--- Task data Enclosed Below ---

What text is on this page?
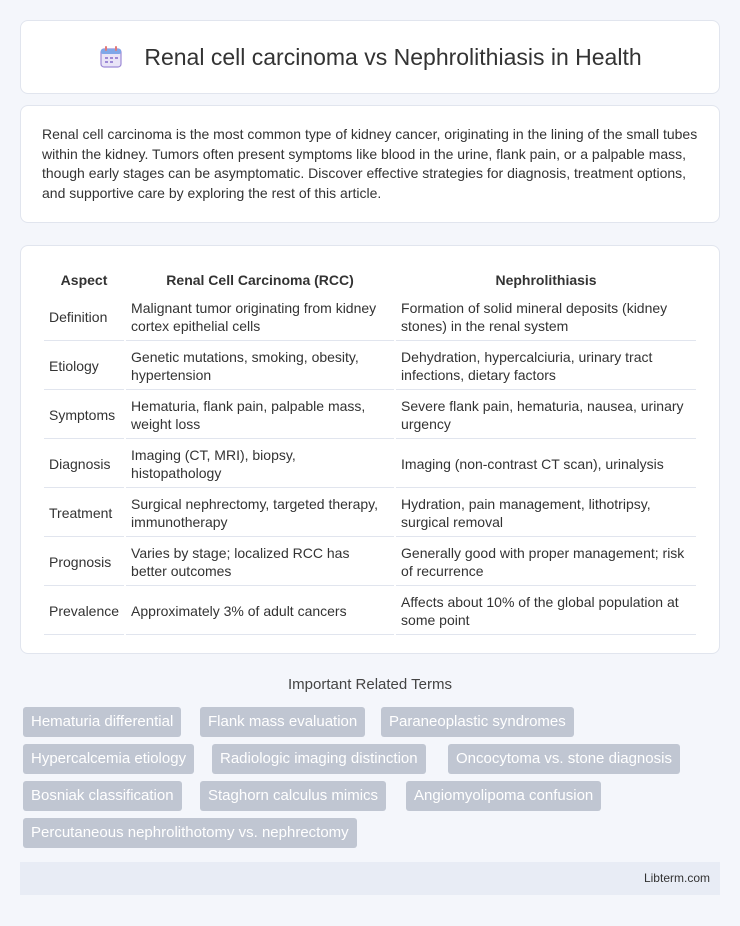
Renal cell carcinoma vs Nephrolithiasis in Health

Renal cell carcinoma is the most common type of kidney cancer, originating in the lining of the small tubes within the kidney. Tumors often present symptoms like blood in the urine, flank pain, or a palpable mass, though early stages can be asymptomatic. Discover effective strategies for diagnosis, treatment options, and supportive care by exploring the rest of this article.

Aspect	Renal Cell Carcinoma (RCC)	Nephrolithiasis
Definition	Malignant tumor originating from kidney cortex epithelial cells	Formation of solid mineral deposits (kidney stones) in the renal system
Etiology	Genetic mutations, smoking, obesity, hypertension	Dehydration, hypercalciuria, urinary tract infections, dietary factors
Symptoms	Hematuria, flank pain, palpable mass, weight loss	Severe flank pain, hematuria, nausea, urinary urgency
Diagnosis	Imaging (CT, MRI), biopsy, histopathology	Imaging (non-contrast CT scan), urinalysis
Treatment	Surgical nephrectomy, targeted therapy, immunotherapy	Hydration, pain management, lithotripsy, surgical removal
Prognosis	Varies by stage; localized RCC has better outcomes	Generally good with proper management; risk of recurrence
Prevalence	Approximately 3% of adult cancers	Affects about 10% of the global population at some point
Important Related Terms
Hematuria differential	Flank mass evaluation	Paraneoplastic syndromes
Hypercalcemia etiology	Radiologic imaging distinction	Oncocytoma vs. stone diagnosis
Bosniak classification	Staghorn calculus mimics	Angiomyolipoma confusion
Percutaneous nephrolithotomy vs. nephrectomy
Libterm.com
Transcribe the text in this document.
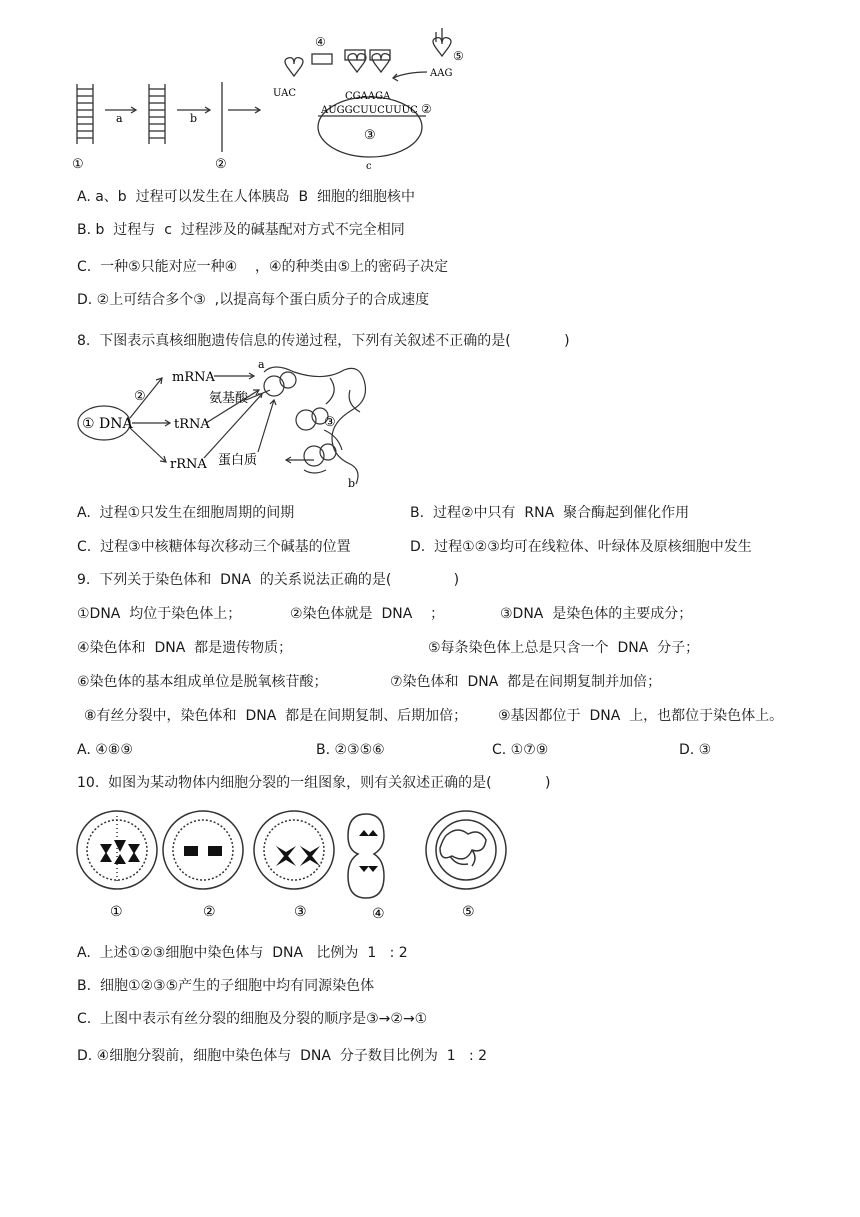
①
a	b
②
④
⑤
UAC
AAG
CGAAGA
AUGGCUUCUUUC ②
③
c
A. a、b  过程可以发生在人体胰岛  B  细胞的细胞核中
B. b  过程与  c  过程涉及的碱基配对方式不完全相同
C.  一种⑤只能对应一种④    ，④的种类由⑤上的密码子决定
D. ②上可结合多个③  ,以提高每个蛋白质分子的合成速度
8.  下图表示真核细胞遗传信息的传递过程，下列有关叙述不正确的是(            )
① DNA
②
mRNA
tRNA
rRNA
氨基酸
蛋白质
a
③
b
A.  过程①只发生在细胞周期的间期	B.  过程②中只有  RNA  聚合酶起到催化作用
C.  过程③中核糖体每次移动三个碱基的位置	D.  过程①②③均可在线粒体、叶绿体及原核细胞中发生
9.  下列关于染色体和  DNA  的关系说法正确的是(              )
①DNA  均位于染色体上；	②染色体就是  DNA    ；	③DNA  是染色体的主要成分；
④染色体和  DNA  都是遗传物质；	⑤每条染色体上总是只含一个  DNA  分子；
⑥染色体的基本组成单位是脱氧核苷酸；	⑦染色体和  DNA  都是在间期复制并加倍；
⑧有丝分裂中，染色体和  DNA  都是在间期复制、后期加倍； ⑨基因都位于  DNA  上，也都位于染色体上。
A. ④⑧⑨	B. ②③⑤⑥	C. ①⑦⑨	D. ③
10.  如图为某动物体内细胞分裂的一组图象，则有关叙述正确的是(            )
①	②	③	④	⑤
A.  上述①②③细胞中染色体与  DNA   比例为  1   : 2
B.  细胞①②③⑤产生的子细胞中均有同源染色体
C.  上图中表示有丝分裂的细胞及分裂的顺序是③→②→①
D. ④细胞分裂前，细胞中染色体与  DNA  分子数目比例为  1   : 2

--- End of Enclosed Task data ---

Instructions for the task:
Pictures stay out; all other material above is restated word for word.

Exercise answer:
What text is on this page?
Renal cell carcinoma vs Nephrolithiasis in Health

Renal cell carcinoma is the most common type of kidney cancer, originating in the lining of the small tubes within the kidney. Tumors often present symptoms like blood in the urine, flank pain, or a palpable mass, though early stages can be asymptomatic. Discover effective strategies for diagnosis, treatment options, and supportive care by exploring the rest of this article.

Aspect	Renal Cell Carcinoma (RCC)	Nephrolithiasis
Definition	Malignant tumor originating from kidney cortex epithelial cells	Formation of solid mineral deposits (kidney stones) in the renal system
Etiology	Genetic mutations, smoking, obesity, hypertension	Dehydration, hypercalciuria, urinary tract infections, dietary factors
Symptoms	Hematuria, flank pain, palpable mass, weight loss	Severe flank pain, hematuria, nausea, urinary urgency
Diagnosis	Imaging (CT, MRI), biopsy, histopathology	Imaging (non-contrast CT scan), urinalysis
Treatment	Surgical nephrectomy, targeted therapy, immunotherapy	Hydration, pain management, lithotripsy, surgical removal
Prognosis	Varies by stage; localized RCC has better outcomes	Generally good with proper management; risk of recurrence
Prevalence	Approximately 3% of adult cancers	Affects about 10% of the global population at some point
Important Related Terms
Hematuria differential	Flank mass evaluation	Paraneoplastic syndromes
Hypercalcemia etiology	Radiologic imaging distinction	Oncocytoma vs. stone diagnosis
Bosniak classification	Staghorn calculus mimics	Angiomyolipoma confusion
Percutaneous nephrolithotomy vs. nephrectomy
Libterm.com
Transcribe the text in this document.
①
a	b
②
④
⑤
UAC
AAG
CGAAGA
AUGGCUUCUUUC ②
③
c
A. a、b  过程可以发生在人体胰岛  B  细胞的细胞核中
B. b  过程与  c  过程涉及的碱基配对方式不完全相同
C.  一种⑤只能对应一种④    ，④的种类由⑤上的密码子决定
D. ②上可结合多个③  ,以提高每个蛋白质分子的合成速度
8.  下图表示真核细胞遗传信息的传递过程，下列有关叙述不正确的是(            )
① DNA
②
mRNA
tRNA
rRNA
氨基酸
蛋白质
a
③
b
A.  过程①只发生在细胞周期的间期	B.  过程②中只有  RNA  聚合酶起到催化作用
C.  过程③中核糖体每次移动三个碱基的位置	D.  过程①②③均可在线粒体、叶绿体及原核细胞中发生
9.  下列关于染色体和  DNA  的关系说法正确的是(              )
①DNA  均位于染色体上；	②染色体就是  DNA    ；	③DNA  是染色体的主要成分；
④染色体和  DNA  都是遗传物质；	⑤每条染色体上总是只含一个  DNA  分子；
⑥染色体的基本组成单位是脱氧核苷酸；	⑦染色体和  DNA  都是在间期复制并加倍；
⑧有丝分裂中，染色体和  DNA  都是在间期复制、后期加倍； ⑨基因都位于  DNA  上，也都位于染色体上。
A. ④⑧⑨	B. ②③⑤⑥	C. ①⑦⑨	D. ③
10.  如图为某动物体内细胞分裂的一组图象，则有关叙述正确的是(            )
①	②	③	④	⑤
A.  上述①②③细胞中染色体与  DNA   比例为  1   : 2
B.  细胞①②③⑤产生的子细胞中均有同源染色体
C.  上图中表示有丝分裂的细胞及分裂的顺序是③→②→①
D. ④细胞分裂前，细胞中染色体与  DNA  分子数目比例为  1   : 2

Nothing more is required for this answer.